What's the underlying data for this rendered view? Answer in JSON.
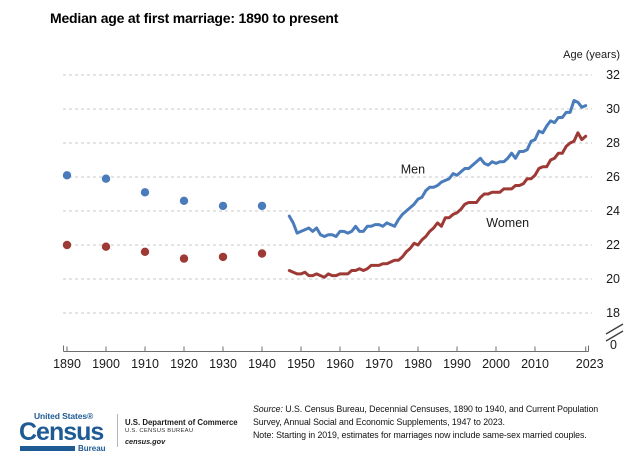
{
  "title": "Median age at first marriage: 1890 to present",
  "chart_data": {
    "type": "line",
    "title": "Median age at first marriage: 1890 to present",
    "xlabel": "",
    "ylabel": "Age (years)",
    "ylim": [
      18,
      32
    ],
    "y_axis_side": "right",
    "y_axis_break_to_zero": true,
    "y_break_label": "0",
    "y_ticks": [
      32,
      30,
      28,
      26,
      24,
      22,
      20,
      18
    ],
    "x_ticks": [
      1890,
      1900,
      1910,
      1920,
      1930,
      1940,
      1950,
      1960,
      1970,
      1980,
      1990,
      2000,
      2010,
      2023
    ],
    "grid": "horizontal-dashed",
    "legend": "inline-labels",
    "colors": {
      "men": "#4a7cbb",
      "women": "#9d3a35",
      "grid": "#c9c9c9",
      "axis": "#6e6e6e",
      "text": "#1a1a1a"
    },
    "segments": [
      {
        "name": "Men (decennial census points)",
        "series": "men",
        "style": "points",
        "x": [
          1890,
          1900,
          1910,
          1920,
          1930,
          1940
        ],
        "y": [
          26.1,
          25.9,
          25.1,
          24.6,
          24.3,
          24.3
        ]
      },
      {
        "name": "Women (decennial census points)",
        "series": "women",
        "style": "points",
        "x": [
          1890,
          1900,
          1910,
          1920,
          1930,
          1940
        ],
        "y": [
          22.0,
          21.9,
          21.6,
          21.2,
          21.3,
          21.5
        ]
      },
      {
        "name": "Men (CPS annual line)",
        "series": "men",
        "style": "line",
        "start_year": 1947,
        "y": [
          23.7,
          23.3,
          22.7,
          22.8,
          22.9,
          23.0,
          22.8,
          23.0,
          22.6,
          22.5,
          22.6,
          22.6,
          22.5,
          22.8,
          22.8,
          22.7,
          22.8,
          23.1,
          22.8,
          22.8,
          23.1,
          23.1,
          23.2,
          23.2,
          23.1,
          23.3,
          23.2,
          23.1,
          23.5,
          23.8,
          24.0,
          24.2,
          24.4,
          24.7,
          24.8,
          25.2,
          25.4,
          25.4,
          25.5,
          25.7,
          25.8,
          25.9,
          26.2,
          26.1,
          26.3,
          26.5,
          26.5,
          26.7,
          26.9,
          27.1,
          26.8,
          26.7,
          26.9,
          26.8,
          26.9,
          26.9,
          27.1,
          27.4,
          27.1,
          27.5,
          27.5,
          27.6,
          28.1,
          28.2,
          28.7,
          28.6,
          29.0,
          29.3,
          29.2,
          29.5,
          29.5,
          29.8,
          29.8,
          30.5,
          30.4,
          30.1,
          30.2
        ]
      },
      {
        "name": "Women (CPS annual line)",
        "series": "women",
        "style": "line",
        "start_year": 1947,
        "y": [
          20.5,
          20.4,
          20.3,
          20.3,
          20.4,
          20.2,
          20.2,
          20.3,
          20.2,
          20.1,
          20.3,
          20.2,
          20.2,
          20.3,
          20.3,
          20.3,
          20.5,
          20.5,
          20.6,
          20.5,
          20.6,
          20.8,
          20.8,
          20.8,
          20.9,
          20.9,
          21.0,
          21.1,
          21.1,
          21.3,
          21.6,
          21.8,
          22.1,
          22.0,
          22.3,
          22.5,
          22.8,
          23.0,
          23.3,
          23.1,
          23.6,
          23.6,
          23.8,
          23.9,
          24.1,
          24.4,
          24.5,
          24.5,
          24.5,
          24.8,
          25.0,
          25.0,
          25.1,
          25.1,
          25.1,
          25.3,
          25.3,
          25.3,
          25.5,
          25.5,
          25.6,
          25.9,
          25.9,
          26.1,
          26.5,
          26.6,
          26.6,
          27.0,
          27.1,
          27.4,
          27.4,
          27.8,
          28.0,
          28.1,
          28.6,
          28.2,
          28.4
        ]
      }
    ],
    "annotations": [
      {
        "text": "Men",
        "series": "men",
        "x": 1978.7,
        "y": 26.2
      },
      {
        "text": "Women",
        "series": "women",
        "x": 2003,
        "y": 23.05
      }
    ]
  },
  "footer": {
    "logo": {
      "top": "United States®",
      "main": "Census",
      "sub": "Bureau",
      "color": "#1e5a94"
    },
    "department": {
      "line1": "U.S. Department of Commerce",
      "line2": "U.S. CENSUS BUREAU",
      "line3": "census.gov"
    },
    "source": {
      "label": "Source:",
      "line1": " U.S. Census Bureau, Decennial Censuses, 1890 to 1940, and Current Population",
      "line2": "Survey, Annual Social and Economic Supplements, 1947 to 2023.",
      "note": "Note: Starting in 2019, estimates for marriages now include same-sex married couples."
    }
  }
}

WHAT YOU WILL DO. Make an exact copy of all entries above, dropping the images.

ANSWER BELOW.
What's the underlying data for this rendered view? Answer in JSON.
{
  "title": "Median age at first marriage: 1890 to present",
  "chart_data": {
    "type": "line",
    "title": "Median age at first marriage: 1890 to present",
    "xlabel": "",
    "ylabel": "Age (years)",
    "ylim": [
      18,
      32
    ],
    "y_axis_side": "right",
    "y_axis_break_to_zero": true,
    "y_break_label": "0",
    "y_ticks": [
      32,
      30,
      28,
      26,
      24,
      22,
      20,
      18
    ],
    "x_ticks": [
      1890,
      1900,
      1910,
      1920,
      1930,
      1940,
      1950,
      1960,
      1970,
      1980,
      1990,
      2000,
      2010,
      2023
    ],
    "grid": "horizontal-dashed",
    "legend": "inline-labels",
    "colors": {
      "men": "#4a7cbb",
      "women": "#9d3a35",
      "grid": "#c9c9c9",
      "axis": "#6e6e6e",
      "text": "#1a1a1a"
    },
    "segments": [
      {
        "name": "Men (decennial census points)",
        "series": "men",
        "style": "points",
        "x": [
          1890,
          1900,
          1910,
          1920,
          1930,
          1940
        ],
        "y": [
          26.1,
          25.9,
          25.1,
          24.6,
          24.3,
          24.3
        ]
      },
      {
        "name": "Women (decennial census points)",
        "series": "women",
        "style": "points",
        "x": [
          1890,
          1900,
          1910,
          1920,
          1930,
          1940
        ],
        "y": [
          22.0,
          21.9,
          21.6,
          21.2,
          21.3,
          21.5
        ]
      },
      {
        "name": "Men (CPS annual line)",
        "series": "men",
        "style": "line",
        "start_year": 1947,
        "y": [
          23.7,
          23.3,
          22.7,
          22.8,
          22.9,
          23.0,
          22.8,
          23.0,
          22.6,
          22.5,
          22.6,
          22.6,
          22.5,
          22.8,
          22.8,
          22.7,
          22.8,
          23.1,
          22.8,
          22.8,
          23.1,
          23.1,
          23.2,
          23.2,
          23.1,
          23.3,
          23.2,
          23.1,
          23.5,
          23.8,
          24.0,
          24.2,
          24.4,
          24.7,
          24.8,
          25.2,
          25.4,
          25.4,
          25.5,
          25.7,
          25.8,
          25.9,
          26.2,
          26.1,
          26.3,
          26.5,
          26.5,
          26.7,
          26.9,
          27.1,
          26.8,
          26.7,
          26.9,
          26.8,
          26.9,
          26.9,
          27.1,
          27.4,
          27.1,
          27.5,
          27.5,
          27.6,
          28.1,
          28.2,
          28.7,
          28.6,
          29.0,
          29.3,
          29.2,
          29.5,
          29.5,
          29.8,
          29.8,
          30.5,
          30.4,
          30.1,
          30.2
        ]
      },
      {
        "name": "Women (CPS annual line)",
        "series": "women",
        "style": "line",
        "start_year": 1947,
        "y": [
          20.5,
          20.4,
          20.3,
          20.3,
          20.4,
          20.2,
          20.2,
          20.3,
          20.2,
          20.1,
          20.3,
          20.2,
          20.2,
          20.3,
          20.3,
          20.3,
          20.5,
          20.5,
          20.6,
          20.5,
          20.6,
          20.8,
          20.8,
          20.8,
          20.9,
          20.9,
          21.0,
          21.1,
          21.1,
          21.3,
          21.6,
          21.8,
          22.1,
          22.0,
          22.3,
          22.5,
          22.8,
          23.0,
          23.3,
          23.1,
          23.6,
          23.6,
          23.8,
          23.9,
          24.1,
          24.4,
          24.5,
          24.5,
          24.5,
          24.8,
          25.0,
          25.0,
          25.1,
          25.1,
          25.1,
          25.3,
          25.3,
          25.3,
          25.5,
          25.5,
          25.6,
          25.9,
          25.9,
          26.1,
          26.5,
          26.6,
          26.6,
          27.0,
          27.1,
          27.4,
          27.4,
          27.8,
          28.0,
          28.1,
          28.6,
          28.2,
          28.4
        ]
      }
    ],
    "annotations": [
      {
        "text": "Men",
        "series": "men",
        "x": 1978.7,
        "y": 26.2
      },
      {
        "text": "Women",
        "series": "women",
        "x": 2003,
        "y": 23.05
      }
    ]
  },
  "footer": {
    "logo": {
      "top": "United States®",
      "main": "Census",
      "sub": "Bureau",
      "color": "#1e5a94"
    },
    "department": {
      "line1": "U.S. Department of Commerce",
      "line2": "U.S. CENSUS BUREAU",
      "line3": "census.gov"
    },
    "source": {
      "label": "Source:",
      "line1": " U.S. Census Bureau, Decennial Censuses, 1890 to 1940, and Current Population",
      "line2": "Survey, Annual Social and Economic Supplements, 1947 to 2023.",
      "note": "Note: Starting in 2019, estimates for marriages now include same-sex married couples."
    }
  }
}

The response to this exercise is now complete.